_What the task asks_. Please give the records again from their start through the line containing "- card-homepage: ✓", inclusive, swapping "fingerprint-icon" for "thumbprint-icon" and leaving everything else unchanged.

Layout annotation data:
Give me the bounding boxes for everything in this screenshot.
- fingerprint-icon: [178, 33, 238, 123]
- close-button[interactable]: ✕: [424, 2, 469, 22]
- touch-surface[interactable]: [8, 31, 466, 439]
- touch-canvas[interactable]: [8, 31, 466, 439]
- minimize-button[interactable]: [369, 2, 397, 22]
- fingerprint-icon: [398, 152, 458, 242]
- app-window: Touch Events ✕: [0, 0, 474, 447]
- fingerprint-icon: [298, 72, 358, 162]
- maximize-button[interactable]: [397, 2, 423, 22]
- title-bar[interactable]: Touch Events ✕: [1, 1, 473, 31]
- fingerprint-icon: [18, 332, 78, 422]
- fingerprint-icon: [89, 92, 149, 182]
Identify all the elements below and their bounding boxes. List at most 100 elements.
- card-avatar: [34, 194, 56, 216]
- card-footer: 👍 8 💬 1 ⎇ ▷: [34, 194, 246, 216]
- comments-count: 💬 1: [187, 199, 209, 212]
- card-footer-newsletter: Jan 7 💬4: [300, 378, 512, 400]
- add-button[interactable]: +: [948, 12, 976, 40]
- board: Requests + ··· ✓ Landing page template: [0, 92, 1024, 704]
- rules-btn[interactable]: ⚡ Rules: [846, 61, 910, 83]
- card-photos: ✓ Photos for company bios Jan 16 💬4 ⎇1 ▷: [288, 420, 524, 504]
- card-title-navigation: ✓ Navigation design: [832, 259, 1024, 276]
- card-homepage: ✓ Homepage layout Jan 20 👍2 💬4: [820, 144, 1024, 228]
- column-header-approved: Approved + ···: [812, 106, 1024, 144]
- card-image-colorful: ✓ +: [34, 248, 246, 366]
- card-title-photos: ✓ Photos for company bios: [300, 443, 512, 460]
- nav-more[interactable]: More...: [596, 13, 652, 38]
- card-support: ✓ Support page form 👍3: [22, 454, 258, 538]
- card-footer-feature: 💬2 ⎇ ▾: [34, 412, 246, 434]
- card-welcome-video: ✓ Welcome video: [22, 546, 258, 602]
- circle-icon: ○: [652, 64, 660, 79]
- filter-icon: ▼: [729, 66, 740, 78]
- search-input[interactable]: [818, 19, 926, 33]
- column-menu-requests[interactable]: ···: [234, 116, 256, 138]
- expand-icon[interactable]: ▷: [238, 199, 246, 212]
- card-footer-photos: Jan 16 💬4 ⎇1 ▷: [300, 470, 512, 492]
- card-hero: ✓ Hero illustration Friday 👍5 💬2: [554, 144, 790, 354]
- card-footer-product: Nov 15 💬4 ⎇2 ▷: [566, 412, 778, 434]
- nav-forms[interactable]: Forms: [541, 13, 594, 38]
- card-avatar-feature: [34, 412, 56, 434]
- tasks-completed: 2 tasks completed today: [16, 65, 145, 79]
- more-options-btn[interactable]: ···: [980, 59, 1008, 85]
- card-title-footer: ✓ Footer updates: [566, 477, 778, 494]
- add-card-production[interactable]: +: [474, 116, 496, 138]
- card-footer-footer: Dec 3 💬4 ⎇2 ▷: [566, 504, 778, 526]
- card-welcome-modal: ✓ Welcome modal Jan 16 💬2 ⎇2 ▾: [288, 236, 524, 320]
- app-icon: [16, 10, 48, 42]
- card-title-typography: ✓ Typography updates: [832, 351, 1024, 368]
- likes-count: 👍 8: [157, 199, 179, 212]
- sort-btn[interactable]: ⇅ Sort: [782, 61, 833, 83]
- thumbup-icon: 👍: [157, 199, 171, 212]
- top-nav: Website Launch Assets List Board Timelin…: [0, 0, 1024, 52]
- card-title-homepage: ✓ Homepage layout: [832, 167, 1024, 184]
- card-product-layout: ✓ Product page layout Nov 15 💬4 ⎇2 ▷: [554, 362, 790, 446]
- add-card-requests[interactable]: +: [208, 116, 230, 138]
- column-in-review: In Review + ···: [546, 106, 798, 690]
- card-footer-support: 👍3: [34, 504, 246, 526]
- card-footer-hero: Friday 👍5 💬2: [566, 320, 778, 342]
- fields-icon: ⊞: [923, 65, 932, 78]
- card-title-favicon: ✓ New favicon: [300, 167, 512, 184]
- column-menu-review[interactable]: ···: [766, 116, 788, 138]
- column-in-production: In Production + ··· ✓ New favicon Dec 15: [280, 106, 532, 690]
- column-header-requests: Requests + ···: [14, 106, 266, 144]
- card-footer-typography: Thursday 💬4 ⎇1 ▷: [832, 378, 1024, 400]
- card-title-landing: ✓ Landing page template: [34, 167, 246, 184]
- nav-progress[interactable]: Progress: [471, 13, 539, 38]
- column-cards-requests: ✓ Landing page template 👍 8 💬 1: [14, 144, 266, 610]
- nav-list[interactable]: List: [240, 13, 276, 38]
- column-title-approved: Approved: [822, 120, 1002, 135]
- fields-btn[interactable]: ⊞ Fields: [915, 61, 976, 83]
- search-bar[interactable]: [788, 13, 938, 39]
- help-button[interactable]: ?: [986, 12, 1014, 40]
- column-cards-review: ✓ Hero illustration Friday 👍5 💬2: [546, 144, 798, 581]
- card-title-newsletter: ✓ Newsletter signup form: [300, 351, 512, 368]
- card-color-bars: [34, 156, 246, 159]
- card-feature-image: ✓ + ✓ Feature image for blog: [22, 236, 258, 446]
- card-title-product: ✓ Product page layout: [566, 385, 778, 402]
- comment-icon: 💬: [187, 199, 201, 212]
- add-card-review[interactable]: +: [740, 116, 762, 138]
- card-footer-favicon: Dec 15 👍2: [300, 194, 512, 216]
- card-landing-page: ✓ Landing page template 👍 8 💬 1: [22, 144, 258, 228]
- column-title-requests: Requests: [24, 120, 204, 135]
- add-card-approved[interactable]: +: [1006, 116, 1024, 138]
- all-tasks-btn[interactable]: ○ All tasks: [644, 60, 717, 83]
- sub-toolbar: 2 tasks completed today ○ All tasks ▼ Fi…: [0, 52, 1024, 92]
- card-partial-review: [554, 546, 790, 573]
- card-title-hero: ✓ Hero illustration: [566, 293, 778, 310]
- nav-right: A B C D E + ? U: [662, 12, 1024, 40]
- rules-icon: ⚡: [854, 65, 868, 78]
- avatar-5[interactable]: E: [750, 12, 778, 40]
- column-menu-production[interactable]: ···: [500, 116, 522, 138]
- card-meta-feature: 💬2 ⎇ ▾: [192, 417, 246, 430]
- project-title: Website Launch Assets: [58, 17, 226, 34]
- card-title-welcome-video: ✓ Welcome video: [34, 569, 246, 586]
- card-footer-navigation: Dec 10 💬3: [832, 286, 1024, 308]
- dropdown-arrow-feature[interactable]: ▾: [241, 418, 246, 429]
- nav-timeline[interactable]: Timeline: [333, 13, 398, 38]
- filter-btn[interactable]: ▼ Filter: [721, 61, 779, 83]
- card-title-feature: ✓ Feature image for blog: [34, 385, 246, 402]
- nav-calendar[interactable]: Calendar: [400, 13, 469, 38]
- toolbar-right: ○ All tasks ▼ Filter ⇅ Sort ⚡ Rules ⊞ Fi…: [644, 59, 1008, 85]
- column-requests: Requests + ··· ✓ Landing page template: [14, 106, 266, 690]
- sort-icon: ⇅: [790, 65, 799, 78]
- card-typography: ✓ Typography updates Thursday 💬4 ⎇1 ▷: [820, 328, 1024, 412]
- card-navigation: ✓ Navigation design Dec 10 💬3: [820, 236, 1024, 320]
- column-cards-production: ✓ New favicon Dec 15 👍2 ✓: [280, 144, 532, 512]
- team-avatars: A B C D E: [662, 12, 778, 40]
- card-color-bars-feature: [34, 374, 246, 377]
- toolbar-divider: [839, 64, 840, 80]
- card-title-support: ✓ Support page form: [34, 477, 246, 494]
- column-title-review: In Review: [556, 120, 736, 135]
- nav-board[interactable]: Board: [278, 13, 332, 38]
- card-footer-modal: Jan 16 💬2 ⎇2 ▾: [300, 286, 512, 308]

_Right answer_.
Give me the bounding boxes for everything in this screenshot.
- thumbprint-icon: [178, 33, 238, 123]
- close-button[interactable]: ✕: [424, 2, 469, 22]
- touch-surface[interactable]: [8, 31, 466, 439]
- touch-canvas[interactable]: [8, 31, 466, 439]
- minimize-button[interactable]: [369, 2, 397, 22]
- thumbprint-icon: [398, 152, 458, 242]
- app-window: Touch Events ✕: [0, 0, 474, 447]
- thumbprint-icon: [298, 72, 358, 162]
- maximize-button[interactable]: [397, 2, 423, 22]
- title-bar[interactable]: Touch Events ✕: [1, 1, 473, 31]
- thumbprint-icon: [18, 332, 78, 422]
- thumbprint-icon: [89, 92, 149, 182]
Identify all the elements below and their bounding boxes. List at most 100 elements.
- card-avatar: [34, 194, 56, 216]
- card-footer: 👍 8 💬 1 ⎇ ▷: [34, 194, 246, 216]
- comments-count: 💬 1: [187, 199, 209, 212]
- card-footer-newsletter: Jan 7 💬4: [300, 378, 512, 400]
- add-button[interactable]: +: [948, 12, 976, 40]
- board: Requests + ··· ✓ Landing page template: [0, 92, 1024, 704]
- rules-btn[interactable]: ⚡ Rules: [846, 61, 910, 83]
- card-photos: ✓ Photos for company bios Jan 16 💬4 ⎇1 ▷: [288, 420, 524, 504]
- card-title-navigation: ✓ Navigation design: [832, 259, 1024, 276]
- card-homepage: ✓ Homepage layout Jan 20 👍2 💬4: [820, 144, 1024, 228]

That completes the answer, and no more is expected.